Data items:

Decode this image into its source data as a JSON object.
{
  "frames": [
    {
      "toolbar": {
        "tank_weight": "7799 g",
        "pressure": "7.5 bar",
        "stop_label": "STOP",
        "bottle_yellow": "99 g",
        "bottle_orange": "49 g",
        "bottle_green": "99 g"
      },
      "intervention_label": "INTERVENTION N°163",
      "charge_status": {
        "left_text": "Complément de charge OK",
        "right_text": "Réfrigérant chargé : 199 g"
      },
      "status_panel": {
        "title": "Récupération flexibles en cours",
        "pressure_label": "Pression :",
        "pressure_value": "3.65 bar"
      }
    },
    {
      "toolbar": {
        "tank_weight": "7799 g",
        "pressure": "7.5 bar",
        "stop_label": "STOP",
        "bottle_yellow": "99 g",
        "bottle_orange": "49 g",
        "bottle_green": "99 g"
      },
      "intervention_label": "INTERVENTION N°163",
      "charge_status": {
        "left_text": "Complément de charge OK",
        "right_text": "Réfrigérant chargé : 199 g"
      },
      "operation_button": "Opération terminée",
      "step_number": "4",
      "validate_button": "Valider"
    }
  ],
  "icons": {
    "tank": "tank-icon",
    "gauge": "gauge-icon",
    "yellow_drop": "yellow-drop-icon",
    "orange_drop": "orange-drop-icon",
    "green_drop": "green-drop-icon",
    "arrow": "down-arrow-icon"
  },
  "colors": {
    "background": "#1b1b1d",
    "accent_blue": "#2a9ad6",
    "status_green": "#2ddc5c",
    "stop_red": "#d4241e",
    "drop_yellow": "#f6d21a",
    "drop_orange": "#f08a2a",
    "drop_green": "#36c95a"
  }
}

● **Written instruction**
Repeat the whole listing exactly, keeping every line intact.

● **Complete response**
Decode this image into its source data as a JSON object.
{
  "frames": [
    {
      "toolbar": {
        "tank_weight": "7799 g",
        "pressure": "7.5 bar",
        "stop_label": "STOP",
        "bottle_yellow": "99 g",
        "bottle_orange": "49 g",
        "bottle_green": "99 g"
      },
      "intervention_label": "INTERVENTION N°163",
      "charge_status": {
        "left_text": "Complément de charge OK",
        "right_text": "Réfrigérant chargé : 199 g"
      },
      "status_panel": {
        "title": "Récupération flexibles en cours",
        "pressure_label": "Pression :",
        "pressure_value": "3.65 bar"
      }
    },
    {
      "toolbar": {
        "tank_weight": "7799 g",
        "pressure": "7.5 bar",
        "stop_label": "STOP",
        "bottle_yellow": "99 g",
        "bottle_orange": "49 g",
        "bottle_green": "99 g"
      },
      "intervention_label": "INTERVENTION N°163",
      "charge_status": {
        "left_text": "Complément de charge OK",
        "right_text": "Réfrigérant chargé : 199 g"
      },
      "operation_button": "Opération terminée",
      "step_number": "4",
      "validate_button": "Valider"
    }
  ],
  "icons": {
    "tank": "tank-icon",
    "gauge": "gauge-icon",
    "yellow_drop": "yellow-drop-icon",
    "orange_drop": "orange-drop-icon",
    "green_drop": "green-drop-icon",
    "arrow": "down-arrow-icon"
  },
  "colors": {
    "background": "#1b1b1d",
    "accent_blue": "#2a9ad6",
    "status_green": "#2ddc5c",
    "stop_red": "#d4241e",
    "drop_yellow": "#f6d21a",
    "drop_orange": "#f08a2a",
    "drop_green": "#36c95a"
  }
}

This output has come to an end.